**What you should do**: Find the lines with "true" in them and copy them out.
------ Entries supplied ------
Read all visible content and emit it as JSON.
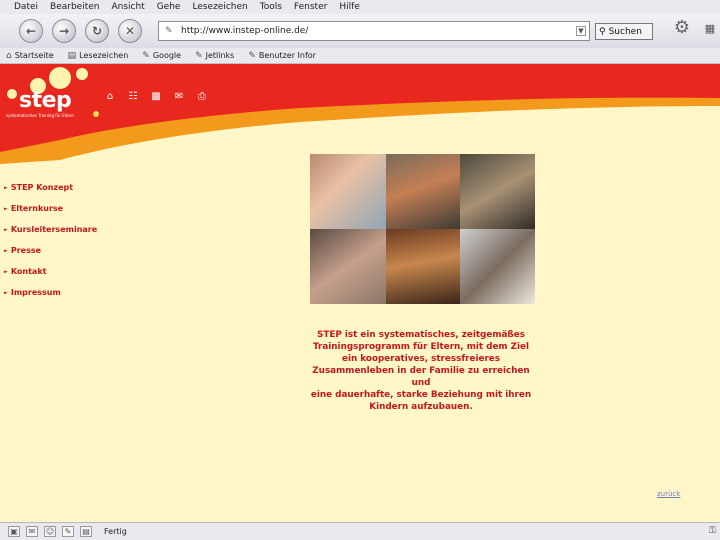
{
  "browser": {
    "menu": [
      "Datei",
      "Bearbeiten",
      "Ansicht",
      "Gehe",
      "Lesezeichen",
      "Tools",
      "Fenster",
      "Hilfe"
    ],
    "address_url": "http://www.instep-online.de/",
    "search_label": "Suchen",
    "bookmarks": [
      "Startseite",
      "Lesezeichen",
      "Google",
      "Jetlinks",
      "Benutzer Infor"
    ],
    "status_text": "Fertig"
  },
  "site": {
    "logo_text": "step",
    "logo_subtitle": "systematisches Training für Eltern",
    "nav": [
      "STEP Konzept",
      "Elternkurse",
      "Kursleiterseminare",
      "Presse",
      "Kontakt",
      "Impressum"
    ],
    "tagline": [
      "STEP ist ein systematisches, zeitgemäßes",
      "Trainingsprogramm für Eltern, mit dem Ziel",
      "ein kooperatives, stressfreieres",
      "Zusammenleben in der Familie zu erreichen",
      "und",
      "eine dauerhafte, starke Beziehung mit ihren",
      "Kindern aufzubauen."
    ],
    "back_link": "zurück"
  },
  "colors": {
    "brand_red": "#e8281e",
    "accent_orange": "#f39a1c",
    "page_background": "#fff7c8",
    "text_red": "#c4161c"
  },
  "icons": {
    "top_icons": [
      "home-icon",
      "cart-icon",
      "sitemap-icon",
      "email-icon",
      "print-icon"
    ]
  }
}
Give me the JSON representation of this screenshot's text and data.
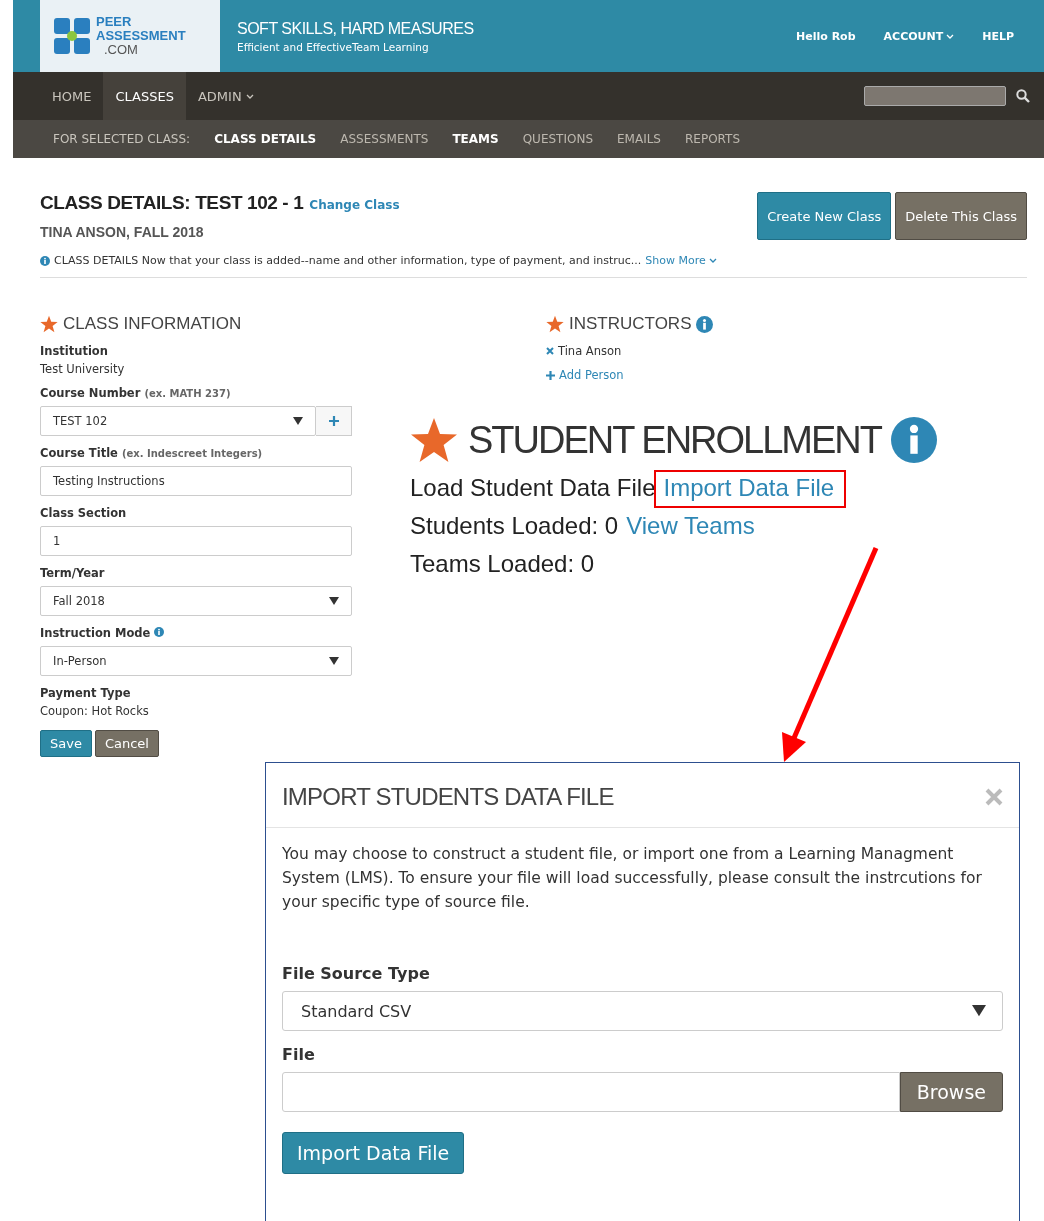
{
  "header": {
    "logo": {
      "line_1": "PEER",
      "line_2": "ASSESSMENT",
      "line_3": ".COM"
    },
    "tagline": "SOFT SKILLS, HARD MEASURES",
    "subtitle": "Efficient and EffectiveTeam Learning",
    "links": [
      {
        "label": "Hello Rob",
        "dropdown": false
      },
      {
        "label": "ACCOUNT",
        "dropdown": true
      },
      {
        "label": "HELP",
        "dropdown": false
      }
    ]
  },
  "nav": {
    "items": [
      {
        "label": "HOME",
        "selected": false,
        "dropdown": false
      },
      {
        "label": "CLASSES",
        "selected": true,
        "dropdown": false
      },
      {
        "label": "ADMIN",
        "selected": false,
        "dropdown": true
      }
    ]
  },
  "subnav": {
    "label": "FOR SELECTED CLASS:",
    "items": [
      {
        "label": "CLASS DETAILS",
        "selected": true
      },
      {
        "label": "ASSESSMENTS",
        "selected": false
      },
      {
        "label": "TEAMS",
        "selected": true
      },
      {
        "label": "QUESTIONS",
        "selected": false
      },
      {
        "label": "EMAILS",
        "selected": false
      },
      {
        "label": "REPORTS",
        "selected": false
      }
    ]
  },
  "page": {
    "title": "CLASS DETAILS: TEST 102 - 1",
    "change_link": "Change Class",
    "subtitle": "TINA ANSON, FALL 2018",
    "buttons": [
      {
        "label": "Create New Class",
        "kind": "primary"
      },
      {
        "label": "Delete This Class",
        "kind": "secondary"
      }
    ],
    "notice": {
      "text": "CLASS DETAILS Now that your class is added--name and other information, type of payment, and instruc...",
      "link": "Show More"
    }
  },
  "class_information": {
    "title": "CLASS INFORMATION",
    "fields": [
      {
        "kind": "static",
        "label": "Institution",
        "value": "Test University"
      },
      {
        "kind": "select_add",
        "label": "Course Number",
        "hint": "(ex. MATH 237)",
        "value": "TEST 102"
      },
      {
        "kind": "text",
        "label": "Course Title",
        "hint": "(ex. Indescreet Integers)",
        "value": "Testing Instructions"
      },
      {
        "kind": "text",
        "label": "Class Section",
        "value": "1"
      },
      {
        "kind": "select",
        "label": "Term/Year",
        "value": "Fall 2018"
      },
      {
        "kind": "select",
        "label": "Instruction Mode",
        "info": true,
        "value": "In-Person"
      },
      {
        "kind": "static",
        "label": "Payment Type",
        "value": "Coupon: Hot Rocks"
      }
    ],
    "buttons": [
      {
        "label": "Save",
        "kind": "primary"
      },
      {
        "label": "Cancel",
        "kind": "secondary"
      }
    ]
  },
  "instructors": {
    "title": "INSTRUCTORS",
    "people": [
      "Tina Anson"
    ],
    "add_link": "Add Person"
  },
  "student_enrollment": {
    "title": "STUDENT ENROLLMENT",
    "rows": [
      {
        "label": "Load Student Data File",
        "link": "Import Data File",
        "highlighted": true
      },
      {
        "label": "Students Loaded: 0",
        "link": "View Teams",
        "highlighted": false
      },
      {
        "label": "Teams Loaded: 0"
      }
    ]
  },
  "modal": {
    "title": "IMPORT STUDENTS DATA FILE",
    "description": "You may choose to construct a student file, or import one from a Learning Managment System (LMS). To ensure your file will load successfully, please consult the instrcutions for your specific type of source file.",
    "fields": [
      {
        "kind": "select",
        "label": "File Source Type",
        "value": "Standard CSV"
      },
      {
        "kind": "file",
        "label": "File",
        "button": "Browse"
      }
    ],
    "submit": "Import Data File"
  }
}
------
**Written solution**:
        "dropdown": true
        "selected": true,
        "dropdown": true
        "selected": true
        "selected": true
        "info": true,
        "highlighted": true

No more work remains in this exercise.